*** Block opens ***

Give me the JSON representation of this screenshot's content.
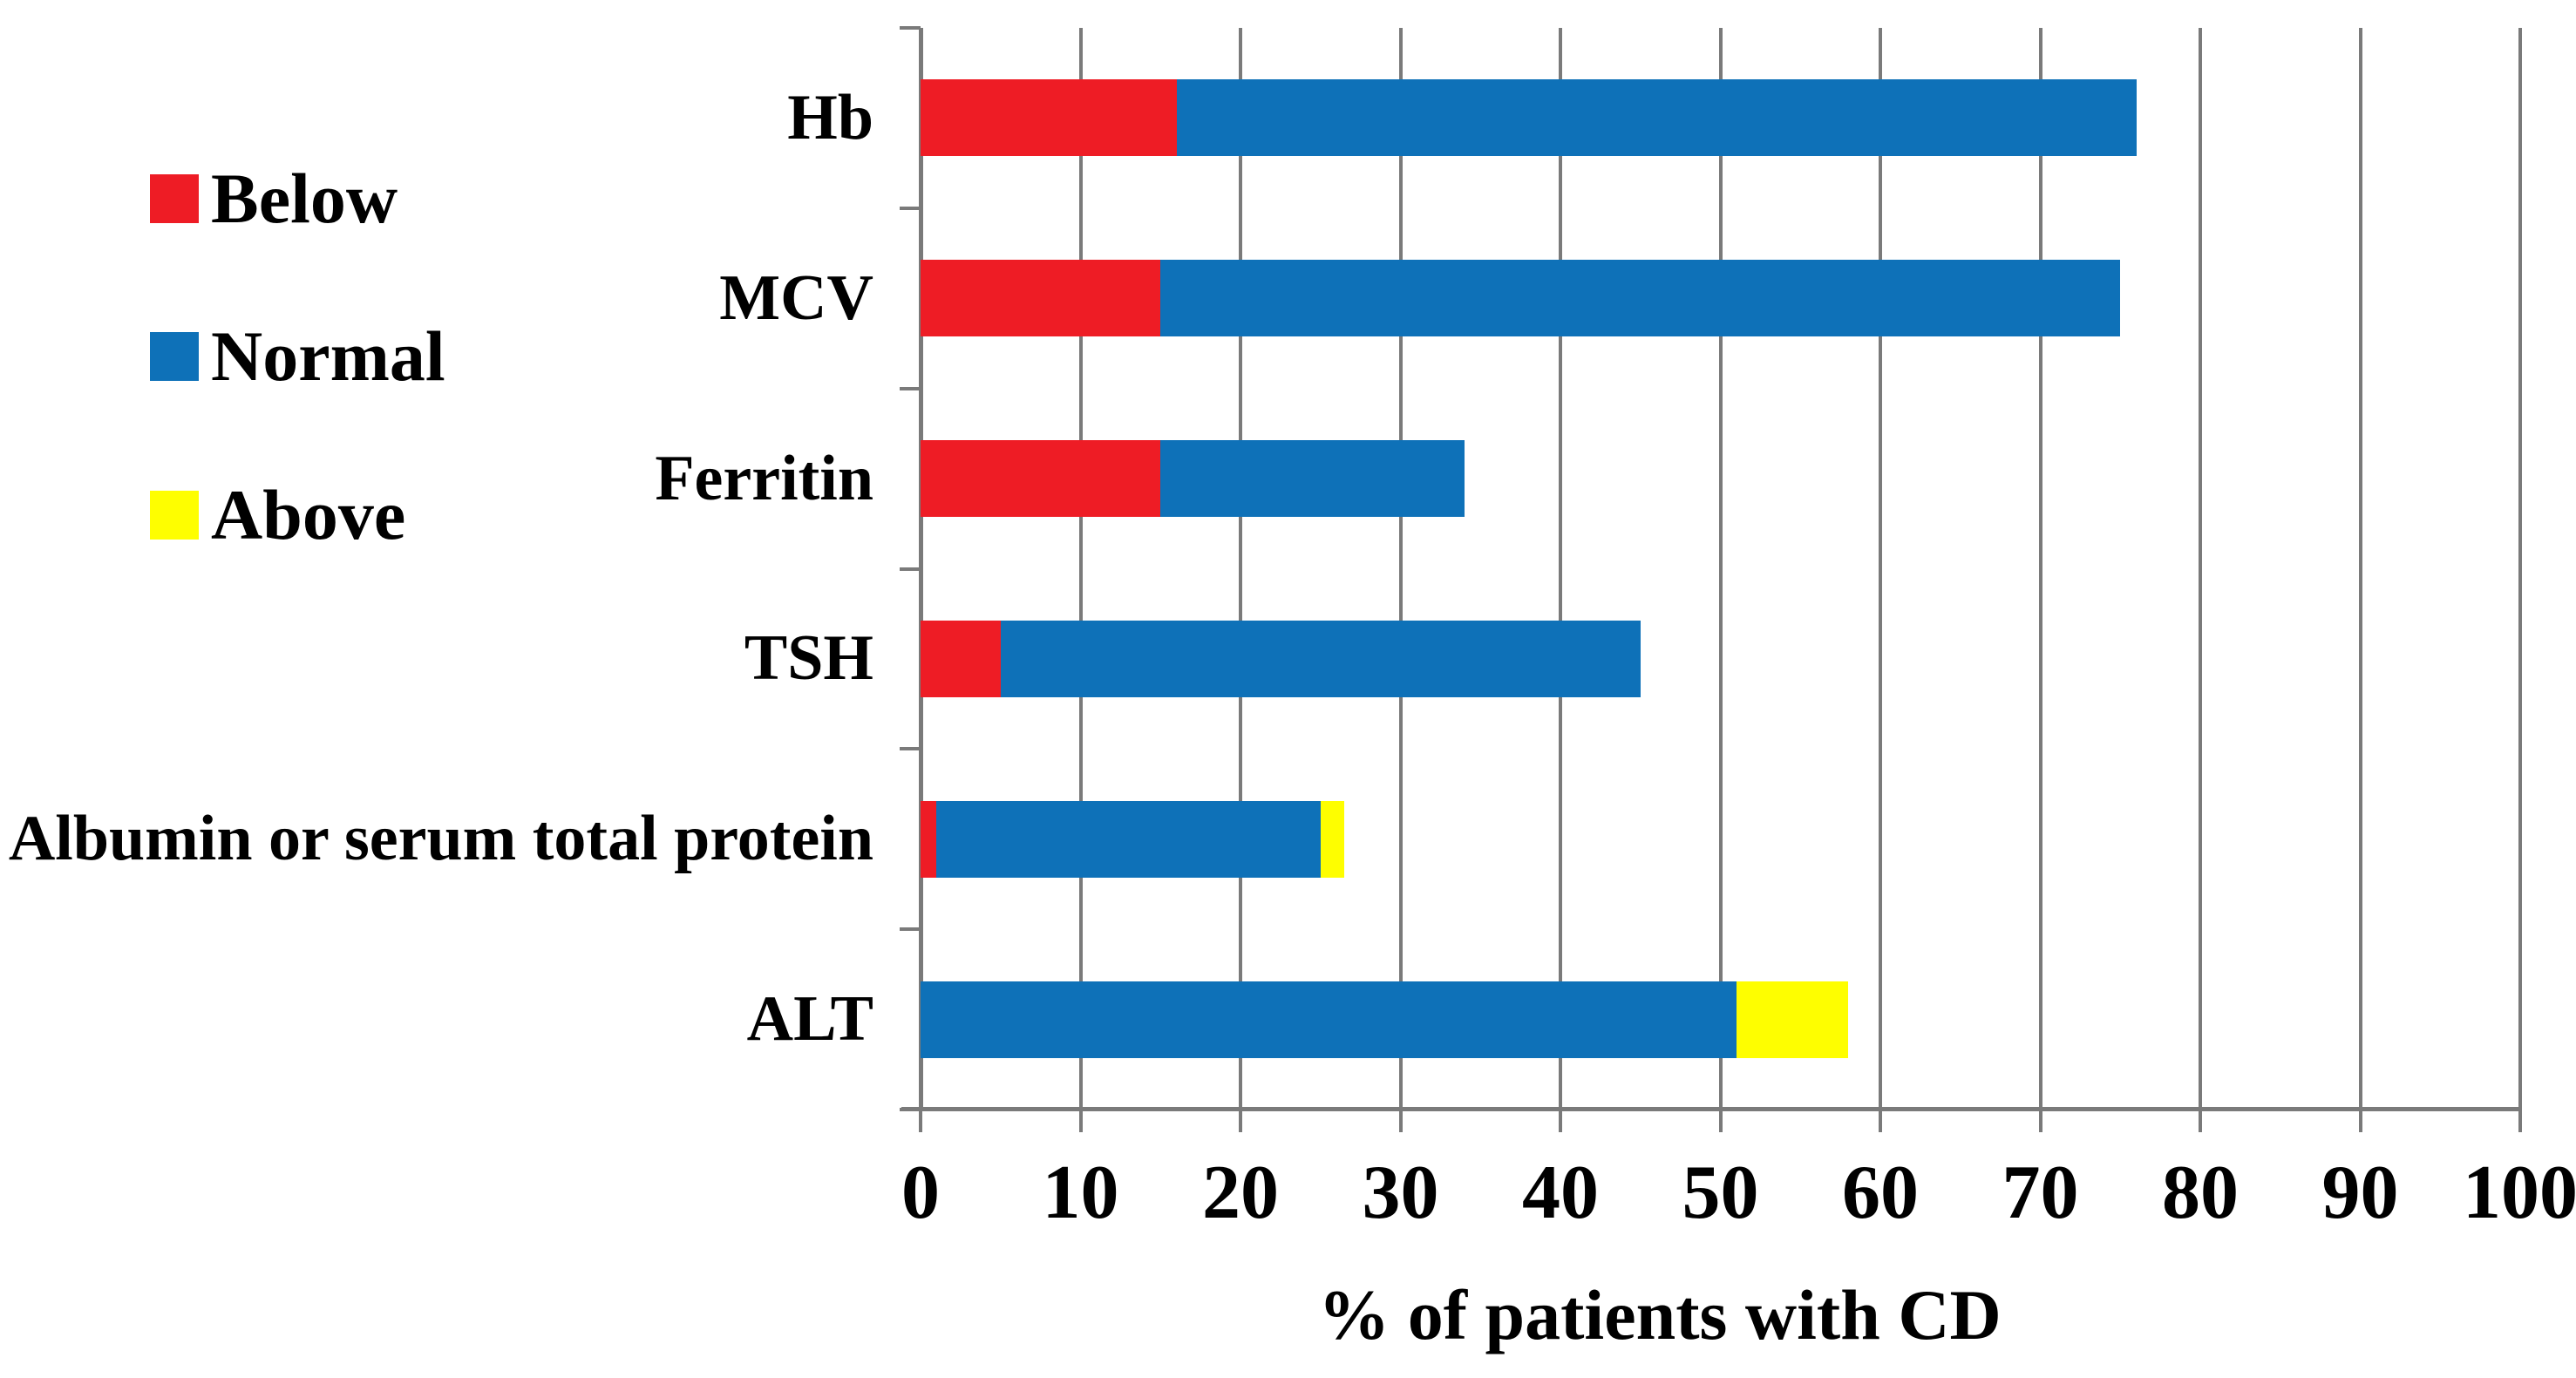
{
  "figure": {
    "xlabel": "% of patients with CD",
    "text_color": "#000000",
    "axis_color": "#7a7a7a",
    "background": "#ffffff"
  },
  "legend": {
    "items": [
      {
        "label": "Below",
        "color": "#ee1c25"
      },
      {
        "label": "Normal",
        "color": "#0e71b8"
      },
      {
        "label": "Above",
        "color": "#fefe00"
      }
    ]
  },
  "chart_data": {
    "type": "bar",
    "orientation": "horizontal",
    "stacked": true,
    "title": "",
    "xlabel": "% of patients with CD",
    "ylabel": "",
    "xlim": [
      0,
      100
    ],
    "xticks": [
      0,
      10,
      20,
      30,
      40,
      50,
      60,
      70,
      80,
      90,
      100
    ],
    "grid": true,
    "legend_position": "outside-upper-left",
    "categories": [
      "Hb",
      "MCV",
      "Ferritin",
      "TSH",
      "Albumin or serum total protein",
      "ALT"
    ],
    "series": [
      {
        "name": "Below",
        "color": "#ee1c25",
        "values": [
          16,
          15,
          15,
          5,
          1,
          0
        ]
      },
      {
        "name": "Normal",
        "color": "#0e71b8",
        "values": [
          60,
          60,
          19,
          40,
          24,
          51
        ]
      },
      {
        "name": "Above",
        "color": "#fefe00",
        "values": [
          0,
          0,
          0,
          0,
          1.5,
          7
        ]
      }
    ],
    "stacked_totals": [
      76,
      75,
      34,
      45,
      26.5,
      58
    ]
  }
}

*** Block closes ***

Please transcribe the listing above verbatim and exclude every picture.

* Answer box:
Give me the JSON representation of this screenshot's content.
{
  "figure": {
    "xlabel": "% of patients with CD",
    "text_color": "#000000",
    "axis_color": "#7a7a7a",
    "background": "#ffffff"
  },
  "legend": {
    "items": [
      {
        "label": "Below",
        "color": "#ee1c25"
      },
      {
        "label": "Normal",
        "color": "#0e71b8"
      },
      {
        "label": "Above",
        "color": "#fefe00"
      }
    ]
  },
  "chart_data": {
    "type": "bar",
    "orientation": "horizontal",
    "stacked": true,
    "title": "",
    "xlabel": "% of patients with CD",
    "ylabel": "",
    "xlim": [
      0,
      100
    ],
    "xticks": [
      0,
      10,
      20,
      30,
      40,
      50,
      60,
      70,
      80,
      90,
      100
    ],
    "grid": true,
    "legend_position": "outside-upper-left",
    "categories": [
      "Hb",
      "MCV",
      "Ferritin",
      "TSH",
      "Albumin or serum total protein",
      "ALT"
    ],
    "series": [
      {
        "name": "Below",
        "color": "#ee1c25",
        "values": [
          16,
          15,
          15,
          5,
          1,
          0
        ]
      },
      {
        "name": "Normal",
        "color": "#0e71b8",
        "values": [
          60,
          60,
          19,
          40,
          24,
          51
        ]
      },
      {
        "name": "Above",
        "color": "#fefe00",
        "values": [
          0,
          0,
          0,
          0,
          1.5,
          7
        ]
      }
    ],
    "stacked_totals": [
      76,
      75,
      34,
      45,
      26.5,
      58
    ]
  }
}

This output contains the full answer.